_To do_. Transcribe the entries below exactly; leave every image out.
☆ ☆ ☆ ☆
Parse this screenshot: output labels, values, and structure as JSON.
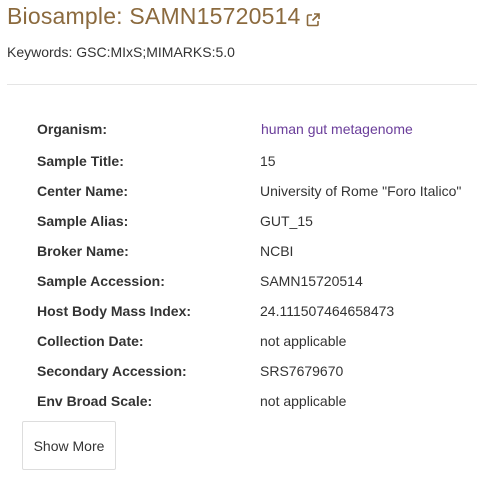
{
  "header": {
    "title": "Biosample: SAMN15720514",
    "keywords": "Keywords: GSC:MIxS;MIMARKS:5.0",
    "external_link_icon": "external-link-icon",
    "title_color": "#8b6a3e"
  },
  "attributes": [
    {
      "label": "Organism:",
      "value": "human gut metagenome"
    },
    {
      "label": "Sample Title:",
      "value": "15"
    },
    {
      "label": "Center Name:",
      "value": "University of Rome \"Foro Italico\""
    },
    {
      "label": "Sample Alias:",
      "value": "GUT_15"
    },
    {
      "label": "Broker Name:",
      "value": "NCBI"
    },
    {
      "label": "Sample Accession:",
      "value": "SAMN15720514"
    },
    {
      "label": "Host Body Mass Index:",
      "value": "24.111507464658473"
    },
    {
      "label": "Collection Date:",
      "value": "not applicable"
    },
    {
      "label": "Secondary Accession:",
      "value": "SRS7679670"
    },
    {
      "label": "Env Broad Scale:",
      "value": "not applicable"
    }
  ],
  "actions": {
    "show_more_label": "Show More"
  },
  "colors": {
    "link": "#6a3d9a"
  }
}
☆ ☆ ☆ ☆
_Result of this task_.
Parse this screenshot: output labels, values, and structure as JSON.
{
  "header": {
    "title": "Biosample: SAMN15720514",
    "keywords": "Keywords: GSC:MIxS;MIMARKS:5.0",
    "external_link_icon": "external-link-icon",
    "title_color": "#8b6a3e"
  },
  "attributes": [
    {
      "label": "Organism:",
      "value": "human gut metagenome"
    },
    {
      "label": "Sample Title:",
      "value": "15"
    },
    {
      "label": "Center Name:",
      "value": "University of Rome \"Foro Italico\""
    },
    {
      "label": "Sample Alias:",
      "value": "GUT_15"
    },
    {
      "label": "Broker Name:",
      "value": "NCBI"
    },
    {
      "label": "Sample Accession:",
      "value": "SAMN15720514"
    },
    {
      "label": "Host Body Mass Index:",
      "value": "24.111507464658473"
    },
    {
      "label": "Collection Date:",
      "value": "not applicable"
    },
    {
      "label": "Secondary Accession:",
      "value": "SRS7679670"
    },
    {
      "label": "Env Broad Scale:",
      "value": "not applicable"
    }
  ],
  "actions": {
    "show_more_label": "Show More"
  },
  "colors": {
    "link": "#6a3d9a"
  }
}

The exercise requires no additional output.